Direction: Render every line of the rows below as a JSON list of strings, with one string per line and blank lines left out.

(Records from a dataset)
• • • • • • •

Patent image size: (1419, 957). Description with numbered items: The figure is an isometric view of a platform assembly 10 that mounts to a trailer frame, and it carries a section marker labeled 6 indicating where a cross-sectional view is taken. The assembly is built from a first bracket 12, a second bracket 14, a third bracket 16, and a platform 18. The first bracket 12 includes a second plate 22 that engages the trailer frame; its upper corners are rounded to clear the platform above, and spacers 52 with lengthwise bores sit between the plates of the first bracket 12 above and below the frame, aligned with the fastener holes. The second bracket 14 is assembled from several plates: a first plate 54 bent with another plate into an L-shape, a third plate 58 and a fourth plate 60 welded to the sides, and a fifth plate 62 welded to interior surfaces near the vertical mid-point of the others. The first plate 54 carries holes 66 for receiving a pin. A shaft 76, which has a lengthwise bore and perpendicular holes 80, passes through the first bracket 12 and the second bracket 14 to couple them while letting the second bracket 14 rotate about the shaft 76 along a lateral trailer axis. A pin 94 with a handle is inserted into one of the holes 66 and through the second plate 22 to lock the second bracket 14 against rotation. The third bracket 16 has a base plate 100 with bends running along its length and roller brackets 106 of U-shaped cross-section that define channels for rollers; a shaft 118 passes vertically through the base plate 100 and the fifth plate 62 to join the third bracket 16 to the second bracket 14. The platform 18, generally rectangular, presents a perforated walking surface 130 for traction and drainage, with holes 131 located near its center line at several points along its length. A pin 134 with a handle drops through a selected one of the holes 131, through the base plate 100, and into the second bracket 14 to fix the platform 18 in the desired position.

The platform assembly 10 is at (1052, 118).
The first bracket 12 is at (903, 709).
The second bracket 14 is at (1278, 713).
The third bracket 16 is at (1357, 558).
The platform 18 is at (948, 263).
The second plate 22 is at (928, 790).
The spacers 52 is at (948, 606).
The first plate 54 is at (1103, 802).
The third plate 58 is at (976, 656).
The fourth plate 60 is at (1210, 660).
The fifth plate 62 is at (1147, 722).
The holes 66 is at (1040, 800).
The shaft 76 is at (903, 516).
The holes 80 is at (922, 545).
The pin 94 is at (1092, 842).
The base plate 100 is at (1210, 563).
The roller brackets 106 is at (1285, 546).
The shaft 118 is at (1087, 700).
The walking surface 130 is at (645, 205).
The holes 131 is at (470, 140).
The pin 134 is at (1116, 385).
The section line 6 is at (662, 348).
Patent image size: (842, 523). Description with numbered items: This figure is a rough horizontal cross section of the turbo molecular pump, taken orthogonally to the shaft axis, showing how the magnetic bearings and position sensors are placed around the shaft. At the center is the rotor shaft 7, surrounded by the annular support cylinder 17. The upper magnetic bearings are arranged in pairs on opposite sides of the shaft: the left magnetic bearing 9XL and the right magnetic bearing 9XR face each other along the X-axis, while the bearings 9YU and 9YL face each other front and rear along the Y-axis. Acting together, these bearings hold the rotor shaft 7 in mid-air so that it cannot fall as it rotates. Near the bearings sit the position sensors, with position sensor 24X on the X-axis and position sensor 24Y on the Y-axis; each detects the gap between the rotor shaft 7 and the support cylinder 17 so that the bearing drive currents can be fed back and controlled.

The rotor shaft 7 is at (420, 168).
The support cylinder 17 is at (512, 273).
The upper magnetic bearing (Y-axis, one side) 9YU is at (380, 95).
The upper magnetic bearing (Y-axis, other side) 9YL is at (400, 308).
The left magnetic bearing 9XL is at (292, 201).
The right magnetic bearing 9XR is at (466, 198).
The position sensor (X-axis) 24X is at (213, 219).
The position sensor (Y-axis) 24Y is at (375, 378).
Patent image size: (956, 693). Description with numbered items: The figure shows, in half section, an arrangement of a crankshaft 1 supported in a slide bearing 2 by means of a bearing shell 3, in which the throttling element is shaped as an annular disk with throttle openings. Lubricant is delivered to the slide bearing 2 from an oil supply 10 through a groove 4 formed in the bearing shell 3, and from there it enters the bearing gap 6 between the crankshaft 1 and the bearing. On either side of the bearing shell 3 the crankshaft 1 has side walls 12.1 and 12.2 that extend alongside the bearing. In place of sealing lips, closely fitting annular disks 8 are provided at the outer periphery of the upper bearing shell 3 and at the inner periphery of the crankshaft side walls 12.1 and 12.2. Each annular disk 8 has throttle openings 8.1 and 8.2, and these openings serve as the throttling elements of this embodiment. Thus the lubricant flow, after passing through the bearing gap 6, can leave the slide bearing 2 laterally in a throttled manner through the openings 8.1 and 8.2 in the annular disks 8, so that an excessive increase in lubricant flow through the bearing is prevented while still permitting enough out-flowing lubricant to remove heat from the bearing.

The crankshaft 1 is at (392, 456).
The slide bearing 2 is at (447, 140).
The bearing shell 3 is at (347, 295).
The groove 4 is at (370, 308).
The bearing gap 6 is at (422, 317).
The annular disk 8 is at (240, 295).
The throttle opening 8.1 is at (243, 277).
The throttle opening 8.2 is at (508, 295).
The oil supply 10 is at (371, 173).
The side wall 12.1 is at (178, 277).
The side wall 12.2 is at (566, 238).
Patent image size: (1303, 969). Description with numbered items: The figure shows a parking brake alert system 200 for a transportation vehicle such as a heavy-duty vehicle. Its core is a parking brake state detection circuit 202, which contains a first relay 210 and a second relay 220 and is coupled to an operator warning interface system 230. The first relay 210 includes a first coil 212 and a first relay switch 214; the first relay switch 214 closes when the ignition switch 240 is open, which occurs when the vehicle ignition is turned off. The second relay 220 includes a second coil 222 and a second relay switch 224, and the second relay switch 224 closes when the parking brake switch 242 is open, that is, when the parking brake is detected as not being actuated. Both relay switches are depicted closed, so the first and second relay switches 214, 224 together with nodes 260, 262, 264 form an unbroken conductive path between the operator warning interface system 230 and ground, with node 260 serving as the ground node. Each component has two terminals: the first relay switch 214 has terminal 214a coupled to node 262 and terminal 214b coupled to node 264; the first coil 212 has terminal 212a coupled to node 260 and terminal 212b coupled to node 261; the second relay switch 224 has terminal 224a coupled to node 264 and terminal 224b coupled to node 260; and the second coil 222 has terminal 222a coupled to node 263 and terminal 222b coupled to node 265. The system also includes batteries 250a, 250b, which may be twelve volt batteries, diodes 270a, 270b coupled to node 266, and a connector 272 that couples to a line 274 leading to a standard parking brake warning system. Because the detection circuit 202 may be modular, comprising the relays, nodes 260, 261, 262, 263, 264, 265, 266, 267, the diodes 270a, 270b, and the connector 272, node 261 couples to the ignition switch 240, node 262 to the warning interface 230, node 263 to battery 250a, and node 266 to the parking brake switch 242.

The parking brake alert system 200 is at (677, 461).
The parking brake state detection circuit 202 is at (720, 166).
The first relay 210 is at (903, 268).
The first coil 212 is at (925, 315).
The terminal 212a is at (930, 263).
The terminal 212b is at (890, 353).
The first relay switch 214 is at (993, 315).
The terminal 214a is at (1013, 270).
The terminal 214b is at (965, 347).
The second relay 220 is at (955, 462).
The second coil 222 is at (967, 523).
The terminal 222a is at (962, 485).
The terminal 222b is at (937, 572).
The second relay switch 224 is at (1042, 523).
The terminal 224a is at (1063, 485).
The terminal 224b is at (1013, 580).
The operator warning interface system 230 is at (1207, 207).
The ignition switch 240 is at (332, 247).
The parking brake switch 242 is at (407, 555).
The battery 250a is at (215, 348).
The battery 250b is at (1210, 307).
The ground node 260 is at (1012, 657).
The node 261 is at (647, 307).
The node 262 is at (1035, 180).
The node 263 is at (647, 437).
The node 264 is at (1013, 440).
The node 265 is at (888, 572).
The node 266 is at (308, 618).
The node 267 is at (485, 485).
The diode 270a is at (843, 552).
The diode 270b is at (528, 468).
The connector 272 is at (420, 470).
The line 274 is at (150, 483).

• • • • • • •

Exercise result:
[
  "Patent image size: (1419, 957). Description with numbered items: The figure is an isometric view of a platform assembly 10 that mounts to a trailer frame, and it carries a section marker labeled 6 indicating where a cross-sectional view is taken. The assembly is built from a first bracket 12, a second bracket 14, a third bracket 16, and a platform 18. The first bracket 12 includes a second plate 22 that engages the trailer frame; its upper corners are rounded to clear the platform above, and spacers 52 with lengthwise bores sit between the plates of the first bracket 12 above and below the frame, aligned with the fastener holes. The second bracket 14 is assembled from several plates: a first plate 54 bent with another plate into an L-shape, a third plate 58 and a fourth plate 60 welded to the sides, and a fifth plate 62 welded to interior surfaces near the vertical mid-point of the others. The first plate 54 carries holes 66 for receiving a pin. A shaft 76, which has a lengthwise bore and perpendicular holes 80, passes through the first bracket 12 and the second bracket 14 to couple them while letting the second bracket 14 rotate about the shaft 76 along a lateral trailer axis. A pin 94 with a handle is inserted into one of the holes 66 and through the second plate 22 to lock the second bracket 14 against rotation. The third bracket 16 has a base plate 100 with bends running along its length and roller brackets 106 of U-shaped cross-section that define channels for rollers; a shaft 118 passes vertically through the base plate 100 and the fifth plate 62 to join the third bracket 16 to the second bracket 14. The platform 18, generally rectangular, presents a perforated walking surface 130 for traction and drainage, with holes 131 located near its center line at several points along its length. A pin 134 with a handle drops through a selected one of the holes 131, through the base plate 100, and into the second bracket 14 to fix the platform 18 in the desired position.",
  "The platform assembly 10 is at (1052, 118).",
  "The first bracket 12 is at (903, 709).",
  "The second bracket 14 is at (1278, 713).",
  "The third bracket 16 is at (1357, 558).",
  "The platform 18 is at (948, 263).",
  "The second plate 22 is at (928, 790).",
  "The spacers 52 is at (948, 606).",
  "The first plate 54 is at (1103, 802).",
  "The third plate 58 is at (976, 656).",
  "The fourth plate 60 is at (1210, 660).",
  "The fifth plate 62 is at (1147, 722).",
  "The holes 66 is at (1040, 800).",
  "The shaft 76 is at (903, 516).",
  "The holes 80 is at (922, 545).",
  "The pin 94 is at (1092, 842).",
  "The base plate 100 is at (1210, 563).",
  "The roller brackets 106 is at (1285, 546).",
  "The shaft 118 is at (1087, 700).",
  "The walking surface 130 is at (645, 205).",
  "The holes 131 is at (470, 140).",
  "The pin 134 is at (1116, 385).",
  "The section line 6 is at (662, 348).",
  "Patent image size: (842, 523). Description with numbered items: This figure is a rough horizontal cross section of the turbo molecular pump, taken orthogonally to the shaft axis, showing how the magnetic bearings and position sensors are placed around the shaft. At the center is the rotor shaft 7, surrounded by the annular support cylinder 17. The upper magnetic bearings are arranged in pairs on opposite sides of the shaft: the left magnetic bearing 9XL and the right magnetic bearing 9XR face each other along the X-axis, while the bearings 9YU and 9YL face each other front and rear along the Y-axis. Acting together, these bearings hold the rotor shaft 7 in mid-air so that it cannot fall as it rotates. Near the bearings sit the position sensors, with position sensor 24X on the X-axis and position sensor 24Y on the Y-axis; each detects the gap between the rotor shaft 7 and the support cylinder 17 so that the bearing drive currents can be fed back and controlled.",
  "The rotor shaft 7 is at (420, 168).",
  "The support cylinder 17 is at (512, 273).",
  "The upper magnetic bearing (Y-axis, one side) 9YU is at (380, 95).",
  "The upper magnetic bearing (Y-axis, other side) 9YL is at (400, 308).",
  "The left magnetic bearing 9XL is at (292, 201).",
  "The right magnetic bearing 9XR is at (466, 198).",
  "The position sensor (X-axis) 24X is at (213, 219).",
  "The position sensor (Y-axis) 24Y is at (375, 378).",
  "Patent image size: (956, 693). Description with numbered items: The figure shows, in half section, an arrangement of a crankshaft 1 supported in a slide bearing 2 by means of a bearing shell 3, in which the throttling element is shaped as an annular disk with throttle openings. Lubricant is delivered to the slide bearing 2 from an oil supply 10 through a groove 4 formed in the bearing shell 3, and from there it enters the bearing gap 6 between the crankshaft 1 and the bearing. On either side of the bearing shell 3 the crankshaft 1 has side walls 12.1 and 12.2 that extend alongside the bearing. In place of sealing lips, closely fitting annular disks 8 are provided at the outer periphery of the upper bearing shell 3 and at the inner periphery of the crankshaft side walls 12.1 and 12.2. Each annular disk 8 has throttle openings 8.1 and 8.2, and these openings serve as the throttling elements of this embodiment. Thus the lubricant flow, after passing through the bearing gap 6, can leave the slide bearing 2 laterally in a throttled manner through the openings 8.1 and 8.2 in the annular disks 8, so that an excessive increase in lubricant flow through the bearing is prevented while still permitting enough out-flowing lubricant to remove heat from the bearing.",
  "The crankshaft 1 is at (392, 456).",
  "The slide bearing 2 is at (447, 140).",
  "The bearing shell 3 is at (347, 295).",
  "The groove 4 is at (370, 308).",
  "The bearing gap 6 is at (422, 317).",
  "The annular disk 8 is at (240, 295).",
  "The throttle opening 8.1 is at (243, 277).",
  "The throttle opening 8.2 is at (508, 295).",
  "The oil supply 10 is at (371, 173).",
  "The side wall 12.1 is at (178, 277).",
  "The side wall 12.2 is at (566, 238).",
  "Patent image size: (1303, 969). Description with numbered items: The figure shows a parking brake alert system 200 for a transportation vehicle such as a heavy-duty vehicle. Its core is a parking brake state detection circuit 202, which contains a first relay 210 and a second relay 220 and is coupled to an operator warning interface system 230. The first relay 210 includes a first coil 212 and a first relay switch 214; the first relay switch 214 closes when the ignition switch 240 is open, which occurs when the vehicle ignition is turned off. The second relay 220 includes a second coil 222 and a second relay switch 224, and the second relay switch 224 closes when the parking brake switch 242 is open, that is, when the parking brake is detected as not being actuated. Both relay switches are depicted closed, so the first and second relay switches 214, 224 together with nodes 260, 262, 264 form an unbroken conductive path between the operator warning interface system 230 and ground, with node 260 serving as the ground node. Each component has two terminals: the first relay switch 214 has terminal 214a coupled to node 262 and terminal 214b coupled to node 264; the first coil 212 has terminal 212a coupled to node 260 and terminal 212b coupled to node 261; the second relay switch 224 has terminal 224a coupled to node 264 and terminal 224b coupled to node 260; and the second coil 222 has terminal 222a coupled to node 263 and terminal 222b coupled to node 265. The system also includes batteries 250a, 250b, which may be twelve volt batteries, diodes 270a, 270b coupled to node 266, and a connector 272 that couples to a line 274 leading to a standard parking brake warning system. Because the detection circuit 202 may be modular, comprising the relays, nodes 260, 261, 262, 263, 264, 265, 266, 267, the diodes 270a, 270b, and the connector 272, node 261 couples to the ignition switch 240, node 262 to the warning interface 230, node 263 to battery 250a, and node 266 to the parking brake switch 242.",
  "The parking brake alert system 200 is at (677, 461).",
  "The parking brake state detection circuit 202 is at (720, 166).",
  "The first relay 210 is at (903, 268).",
  "The first coil 212 is at (925, 315).",
  "The terminal 212a is at (930, 263).",
  "The terminal 212b is at (890, 353).",
  "The first relay switch 214 is at (993, 315).",
  "The terminal 214a is at (1013, 270).",
  "The terminal 214b is at (965, 347).",
  "The second relay 220 is at (955, 462).",
  "The second coil 222 is at (967, 523).",
  "The terminal 222a is at (962, 485).",
  "The terminal 222b is at (937, 572).",
  "The second relay switch 224 is at (1042, 523).",
  "The terminal 224a is at (1063, 485).",
  "The terminal 224b is at (1013, 580).",
  "The operator warning interface system 230 is at (1207, 207).",
  "The ignition switch 240 is at (332, 247).",
  "The parking brake switch 242 is at (407, 555).",
  "The battery 250a is at (215, 348).",
  "The battery 250b is at (1210, 307).",
  "The ground node 260 is at (1012, 657).",
  "The node 261 is at (647, 307).",
  "The node 262 is at (1035, 180).",
  "The node 263 is at (647, 437).",
  "The node 264 is at (1013, 440).",
  "The node 265 is at (888, 572).",
  "The node 266 is at (308, 618).",
  "The node 267 is at (485, 485).",
  "The diode 270a is at (843, 552).",
  "The diode 270b is at (528, 468).",
  "The connector 272 is at (420, 470).",
  "The line 274 is at (150, 483)."
]